:: Task to carry out ::
Take every line from the material that has the word "color" in it.

:: Dataset records ::
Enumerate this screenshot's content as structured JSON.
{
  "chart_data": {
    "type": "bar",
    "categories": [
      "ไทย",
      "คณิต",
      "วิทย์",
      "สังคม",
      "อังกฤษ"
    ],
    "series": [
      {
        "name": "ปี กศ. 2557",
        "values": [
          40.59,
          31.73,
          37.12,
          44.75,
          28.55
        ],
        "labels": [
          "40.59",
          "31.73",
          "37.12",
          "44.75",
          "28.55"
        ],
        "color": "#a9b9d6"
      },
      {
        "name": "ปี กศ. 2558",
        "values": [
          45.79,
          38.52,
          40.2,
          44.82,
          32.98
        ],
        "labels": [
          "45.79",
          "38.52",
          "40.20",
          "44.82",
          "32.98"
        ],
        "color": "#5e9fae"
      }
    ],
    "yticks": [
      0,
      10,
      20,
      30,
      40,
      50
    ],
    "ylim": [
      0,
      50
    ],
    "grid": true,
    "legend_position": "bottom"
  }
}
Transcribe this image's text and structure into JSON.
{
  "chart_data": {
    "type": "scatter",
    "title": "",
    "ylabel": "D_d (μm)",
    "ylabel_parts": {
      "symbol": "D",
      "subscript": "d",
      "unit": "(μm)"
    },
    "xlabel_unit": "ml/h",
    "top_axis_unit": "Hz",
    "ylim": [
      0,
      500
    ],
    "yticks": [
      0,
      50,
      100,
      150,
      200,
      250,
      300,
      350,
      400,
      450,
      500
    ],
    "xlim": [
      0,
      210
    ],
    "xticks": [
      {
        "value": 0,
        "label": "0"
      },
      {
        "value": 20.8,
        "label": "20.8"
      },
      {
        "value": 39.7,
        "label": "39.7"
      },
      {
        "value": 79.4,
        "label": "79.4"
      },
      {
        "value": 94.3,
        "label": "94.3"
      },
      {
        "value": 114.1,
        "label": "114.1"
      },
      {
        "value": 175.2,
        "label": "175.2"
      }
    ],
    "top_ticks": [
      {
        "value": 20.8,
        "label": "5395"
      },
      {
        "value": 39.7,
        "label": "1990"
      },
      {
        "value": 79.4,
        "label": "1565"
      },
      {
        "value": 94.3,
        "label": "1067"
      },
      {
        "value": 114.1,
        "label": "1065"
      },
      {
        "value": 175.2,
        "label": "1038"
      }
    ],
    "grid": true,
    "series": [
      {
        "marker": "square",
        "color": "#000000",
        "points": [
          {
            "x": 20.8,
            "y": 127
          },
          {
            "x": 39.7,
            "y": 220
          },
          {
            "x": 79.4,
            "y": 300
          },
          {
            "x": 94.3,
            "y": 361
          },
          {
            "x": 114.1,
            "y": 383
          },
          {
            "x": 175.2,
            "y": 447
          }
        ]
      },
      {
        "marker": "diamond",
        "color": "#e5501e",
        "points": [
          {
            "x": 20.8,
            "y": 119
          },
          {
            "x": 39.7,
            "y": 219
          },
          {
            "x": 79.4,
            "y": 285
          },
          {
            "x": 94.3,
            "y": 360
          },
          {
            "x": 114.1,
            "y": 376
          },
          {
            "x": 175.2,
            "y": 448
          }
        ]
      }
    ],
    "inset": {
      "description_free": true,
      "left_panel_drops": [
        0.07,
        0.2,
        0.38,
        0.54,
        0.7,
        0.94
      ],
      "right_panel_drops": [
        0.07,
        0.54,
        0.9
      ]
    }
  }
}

:: Written response ::
        "color": "#a9b9d6"
        "color": "#5e9fae"
        "color": "#000000",
        "color": "#e5501e",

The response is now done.